- What to work on
Exactly as written, print each record in the listing.

======== Supplied data ========

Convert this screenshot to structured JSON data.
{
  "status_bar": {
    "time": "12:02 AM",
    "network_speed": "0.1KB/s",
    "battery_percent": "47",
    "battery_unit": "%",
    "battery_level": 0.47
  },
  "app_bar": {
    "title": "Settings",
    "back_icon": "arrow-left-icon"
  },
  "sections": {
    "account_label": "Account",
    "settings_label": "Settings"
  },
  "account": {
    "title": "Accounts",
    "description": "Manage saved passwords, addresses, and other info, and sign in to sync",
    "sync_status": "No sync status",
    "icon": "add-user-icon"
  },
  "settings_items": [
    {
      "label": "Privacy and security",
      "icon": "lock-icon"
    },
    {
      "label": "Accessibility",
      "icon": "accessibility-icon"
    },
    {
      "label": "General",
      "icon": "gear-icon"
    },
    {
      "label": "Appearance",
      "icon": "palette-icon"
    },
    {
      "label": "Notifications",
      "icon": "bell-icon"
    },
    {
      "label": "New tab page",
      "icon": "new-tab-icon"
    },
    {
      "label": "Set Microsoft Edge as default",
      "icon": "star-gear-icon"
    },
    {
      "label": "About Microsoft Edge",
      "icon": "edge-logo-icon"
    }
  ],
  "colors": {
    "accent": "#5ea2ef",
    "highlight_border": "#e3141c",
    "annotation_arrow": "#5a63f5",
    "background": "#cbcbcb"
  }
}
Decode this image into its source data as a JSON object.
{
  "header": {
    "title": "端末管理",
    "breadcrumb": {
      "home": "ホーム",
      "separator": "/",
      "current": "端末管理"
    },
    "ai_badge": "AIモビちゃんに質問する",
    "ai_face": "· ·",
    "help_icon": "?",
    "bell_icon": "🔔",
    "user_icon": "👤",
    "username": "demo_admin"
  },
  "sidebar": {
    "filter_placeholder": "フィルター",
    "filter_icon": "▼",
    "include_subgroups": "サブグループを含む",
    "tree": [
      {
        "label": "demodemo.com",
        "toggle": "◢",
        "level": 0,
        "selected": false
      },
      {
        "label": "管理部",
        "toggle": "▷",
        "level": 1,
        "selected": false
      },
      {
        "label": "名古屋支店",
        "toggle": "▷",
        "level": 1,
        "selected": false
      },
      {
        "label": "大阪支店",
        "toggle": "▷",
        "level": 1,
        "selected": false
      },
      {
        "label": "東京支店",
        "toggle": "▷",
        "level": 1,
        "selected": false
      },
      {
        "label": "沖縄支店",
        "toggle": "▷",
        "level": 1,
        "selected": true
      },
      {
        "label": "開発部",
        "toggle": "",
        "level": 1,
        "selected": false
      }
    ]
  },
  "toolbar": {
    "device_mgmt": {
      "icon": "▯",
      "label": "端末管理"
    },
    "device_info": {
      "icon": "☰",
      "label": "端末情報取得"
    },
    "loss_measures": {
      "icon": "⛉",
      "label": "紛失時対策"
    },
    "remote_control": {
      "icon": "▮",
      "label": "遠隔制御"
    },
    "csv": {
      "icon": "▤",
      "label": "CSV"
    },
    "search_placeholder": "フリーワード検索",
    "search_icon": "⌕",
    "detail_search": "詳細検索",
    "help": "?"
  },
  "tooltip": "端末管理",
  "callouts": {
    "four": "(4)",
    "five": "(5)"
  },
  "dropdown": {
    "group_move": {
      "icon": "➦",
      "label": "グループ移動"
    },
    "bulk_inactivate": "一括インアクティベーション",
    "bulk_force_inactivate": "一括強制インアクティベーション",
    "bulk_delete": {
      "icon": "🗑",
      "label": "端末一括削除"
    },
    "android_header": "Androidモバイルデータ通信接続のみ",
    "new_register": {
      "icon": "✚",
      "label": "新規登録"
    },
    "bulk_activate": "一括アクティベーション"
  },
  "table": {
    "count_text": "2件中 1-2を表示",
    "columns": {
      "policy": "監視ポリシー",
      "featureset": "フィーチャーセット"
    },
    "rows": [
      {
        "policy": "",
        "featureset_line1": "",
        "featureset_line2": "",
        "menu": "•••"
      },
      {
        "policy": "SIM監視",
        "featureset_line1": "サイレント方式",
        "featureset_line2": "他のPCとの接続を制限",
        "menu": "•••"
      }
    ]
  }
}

========

- Result of the exercise
Convert this screenshot to structured JSON data.
{
  "status_bar": {
    "time": "12:02 AM",
    "network_speed": "0.1KB/s",
    "battery_percent": "47",
    "battery_unit": "%",
    "battery_level": 0.47
  },
  "app_bar": {
    "title": "Settings",
    "back_icon": "arrow-left-icon"
  },
  "sections": {
    "account_label": "Account",
    "settings_label": "Settings"
  },
  "account": {
    "title": "Accounts",
    "description": "Manage saved passwords, addresses, and other info, and sign in to sync",
    "sync_status": "No sync status",
    "icon": "add-user-icon"
  },
  "settings_items": [
    {
      "label": "Privacy and security",
      "icon": "lock-icon"
    },
    {
      "label": "Accessibility",
      "icon": "accessibility-icon"
    },
    {
      "label": "General",
      "icon": "gear-icon"
    },
    {
      "label": "Appearance",
      "icon": "palette-icon"
    },
    {
      "label": "Notifications",
      "icon": "bell-icon"
    },
    {
      "label": "New tab page",
      "icon": "new-tab-icon"
    },
    {
      "label": "Set Microsoft Edge as default",
      "icon": "star-gear-icon"
    },
    {
      "label": "About Microsoft Edge",
      "icon": "edge-logo-icon"
    }
  ],
  "colors": {
    "accent": "#5ea2ef",
    "highlight_border": "#e3141c",
    "annotation_arrow": "#5a63f5",
    "background": "#cbcbcb"
  }
}
Decode this image into its source data as a JSON object.
{
  "header": {
    "title": "端末管理",
    "breadcrumb": {
      "home": "ホーム",
      "separator": "/",
      "current": "端末管理"
    },
    "ai_badge": "AIモビちゃんに質問する",
    "ai_face": "· ·",
    "help_icon": "?",
    "bell_icon": "🔔",
    "user_icon": "👤",
    "username": "demo_admin"
  },
  "sidebar": {
    "filter_placeholder": "フィルター",
    "filter_icon": "▼",
    "include_subgroups": "サブグループを含む",
    "tree": [
      {
        "label": "demodemo.com",
        "toggle": "◢",
        "level": 0,
        "selected": false
      },
      {
        "label": "管理部",
        "toggle": "▷",
        "level": 1,
        "selected": false
      },
      {
        "label": "名古屋支店",
        "toggle": "▷",
        "level": 1,
        "selected": false
      },
      {
        "label": "大阪支店",
        "toggle": "▷",
        "level": 1,
        "selected": false
      },
      {
        "label": "東京支店",
        "toggle": "▷",
        "level": 1,
        "selected": false
      },
      {
        "label": "沖縄支店",
        "toggle": "▷",
        "level": 1,
        "selected": true
      },
      {
        "label": "開発部",
        "toggle": "",
        "level": 1,
        "selected": false
      }
    ]
  },
  "toolbar": {
    "device_mgmt": {
      "icon": "▯",
      "label": "端末管理"
    },
    "device_info": {
      "icon": "☰",
      "label": "端末情報取得"
    },
    "loss_measures": {
      "icon": "⛉",
      "label": "紛失時対策"
    },
    "remote_control": {
      "icon": "▮",
      "label": "遠隔制御"
    },
    "csv": {
      "icon": "▤",
      "label": "CSV"
    },
    "search_placeholder": "フリーワード検索",
    "search_icon": "⌕",
    "detail_search": "詳細検索",
    "help": "?"
  },
  "tooltip": "端末管理",
  "callouts": {
    "four": "(4)",
    "five": "(5)"
  },
  "dropdown": {
    "group_move": {
      "icon": "➦",
      "label": "グループ移動"
    },
    "bulk_inactivate": "一括インアクティベーション",
    "bulk_force_inactivate": "一括強制インアクティベーション",
    "bulk_delete": {
      "icon": "🗑",
      "label": "端末一括削除"
    },
    "android_header": "Androidモバイルデータ通信接続のみ",
    "new_register": {
      "icon": "✚",
      "label": "新規登録"
    },
    "bulk_activate": "一括アクティベーション"
  },
  "table": {
    "count_text": "2件中 1-2を表示",
    "columns": {
      "policy": "監視ポリシー",
      "featureset": "フィーチャーセット"
    },
    "rows": [
      {
        "policy": "",
        "featureset_line1": "",
        "featureset_line2": "",
        "menu": "•••"
      },
      {
        "policy": "SIM監視",
        "featureset_line1": "サイレント方式",
        "featureset_line2": "他のPCとの接続を制限",
        "menu": "•••"
      }
    ]
  }
}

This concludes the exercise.